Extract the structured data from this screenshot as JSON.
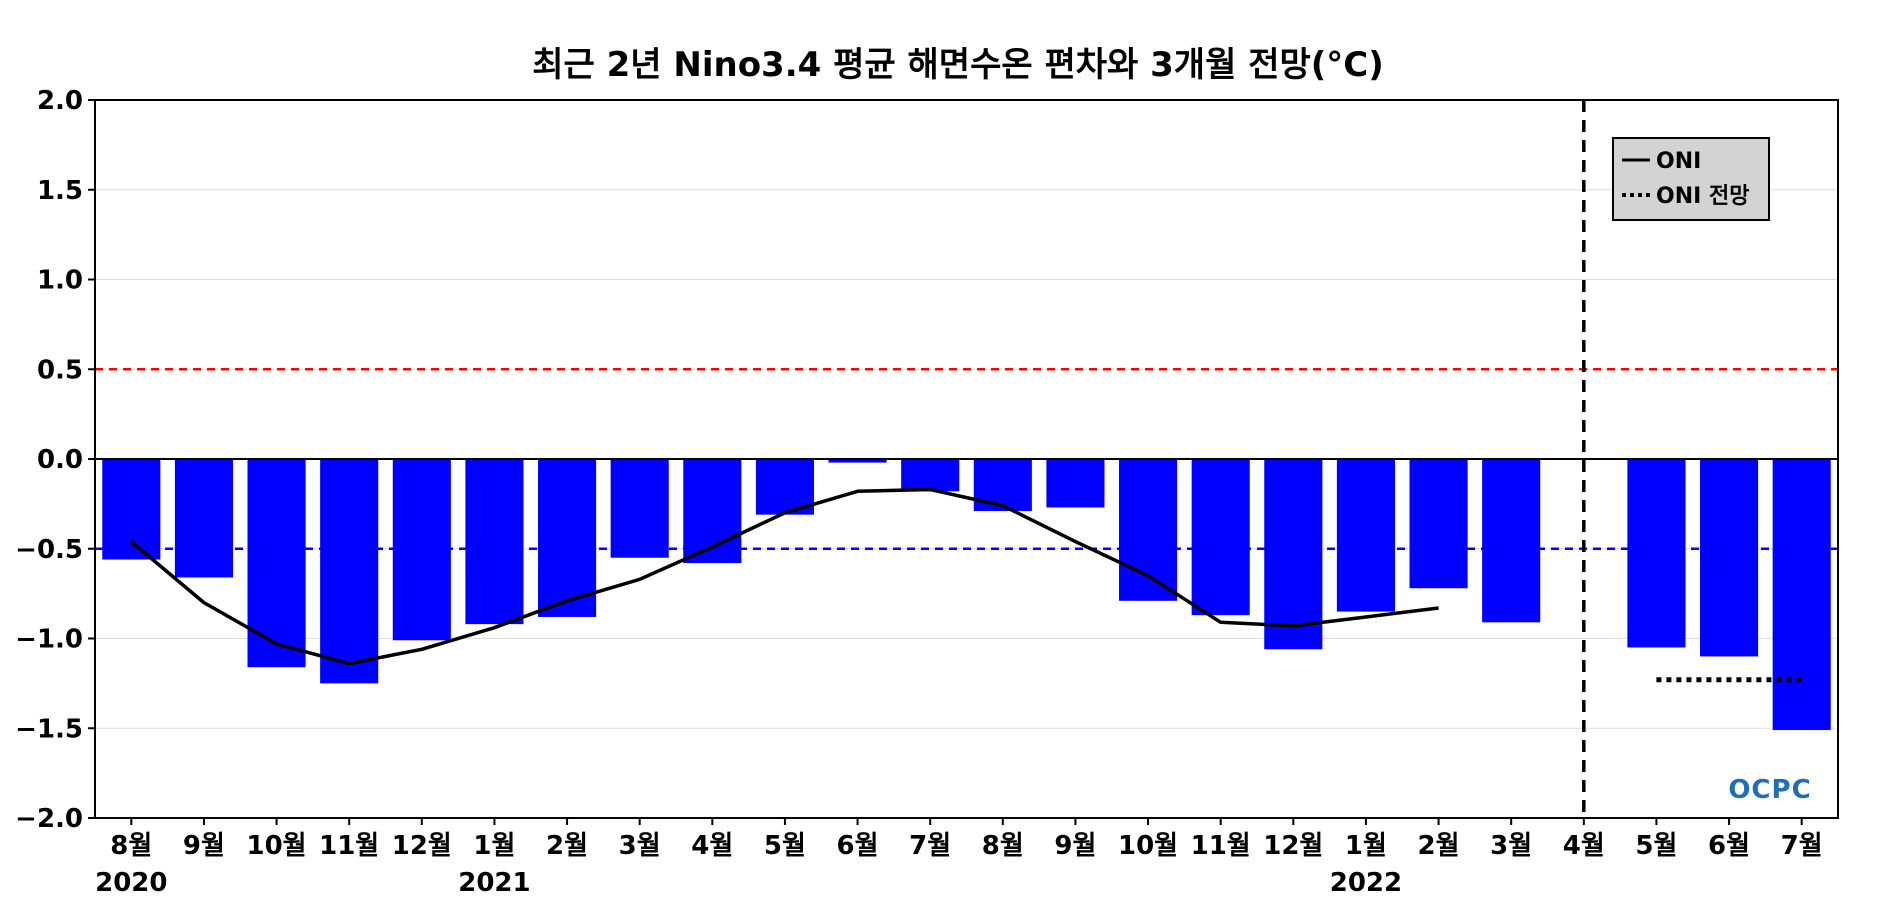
{
  "chart_data": {
    "type": "bar",
    "title": "최근 2년 Nino3.4 평균 해면수온 편차와 3개월 전망(°C)",
    "xlabel": "",
    "ylabel": "",
    "ylim": [
      -2.0,
      2.0
    ],
    "yticks": [
      "2.0",
      "1.5",
      "1.0",
      "0.5",
      "0.0",
      "−0.5",
      "−1.0",
      "−1.5",
      "−2.0"
    ],
    "ytick_values": [
      2.0,
      1.5,
      1.0,
      0.5,
      0.0,
      -0.5,
      -1.0,
      -1.5,
      -2.0
    ],
    "categories": [
      "8월",
      "9월",
      "10월",
      "11월",
      "12월",
      "1월",
      "2월",
      "3월",
      "4월",
      "5월",
      "6월",
      "7월",
      "8월",
      "9월",
      "10월",
      "11월",
      "12월",
      "1월",
      "2월",
      "3월",
      "4월",
      "5월",
      "6월",
      "7월"
    ],
    "year_labels": [
      {
        "index": 0,
        "label": "2020"
      },
      {
        "index": 5,
        "label": "2021"
      },
      {
        "index": 17,
        "label": "2022"
      }
    ],
    "series": [
      {
        "kind": "bar",
        "color": "#0000ff",
        "values": [
          -0.56,
          -0.66,
          -1.16,
          -1.25,
          -1.01,
          -0.92,
          -0.88,
          -0.55,
          -0.58,
          -0.31,
          -0.02,
          -0.18,
          -0.29,
          -0.27,
          -0.79,
          -0.87,
          -1.06,
          -0.85,
          -0.72,
          -0.91,
          null,
          -1.05,
          -1.1,
          -1.51
        ]
      },
      {
        "name": "ONI",
        "kind": "line",
        "color": "#000000",
        "values": [
          -0.46,
          -0.8,
          -1.03,
          -1.14,
          -1.06,
          -0.94,
          -0.79,
          -0.67,
          -0.49,
          -0.3,
          -0.18,
          -0.17,
          -0.26,
          -0.46,
          -0.65,
          -0.91,
          -0.93,
          -0.88,
          -0.83,
          null,
          null,
          null,
          null,
          null
        ]
      },
      {
        "name": "ONI 전망",
        "kind": "line-dotted",
        "color": "#000000",
        "values": [
          null,
          null,
          null,
          null,
          null,
          null,
          null,
          null,
          null,
          null,
          null,
          null,
          null,
          null,
          null,
          null,
          null,
          null,
          null,
          null,
          null,
          -1.23,
          -1.23,
          -1.23
        ]
      }
    ],
    "reference_lines": [
      {
        "y": 0.5,
        "color": "#ff0000",
        "style": "dashed"
      },
      {
        "y": -0.5,
        "color": "#0000ff",
        "style": "dashed"
      },
      {
        "y": 0.0,
        "color": "#000000",
        "style": "solid"
      }
    ],
    "vertical_marker": {
      "index": 20,
      "color": "#000000",
      "style": "dashed"
    },
    "grid": true,
    "legend_position": "top-right",
    "watermark": "OCPC"
  }
}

━━━━━━━━━━

> Short problem
Copy all lines above containing the string "style".

> Result of the task
        "style": "dashed"
        "style": "dashed"
        "style": "solid"
      "style": "dashed"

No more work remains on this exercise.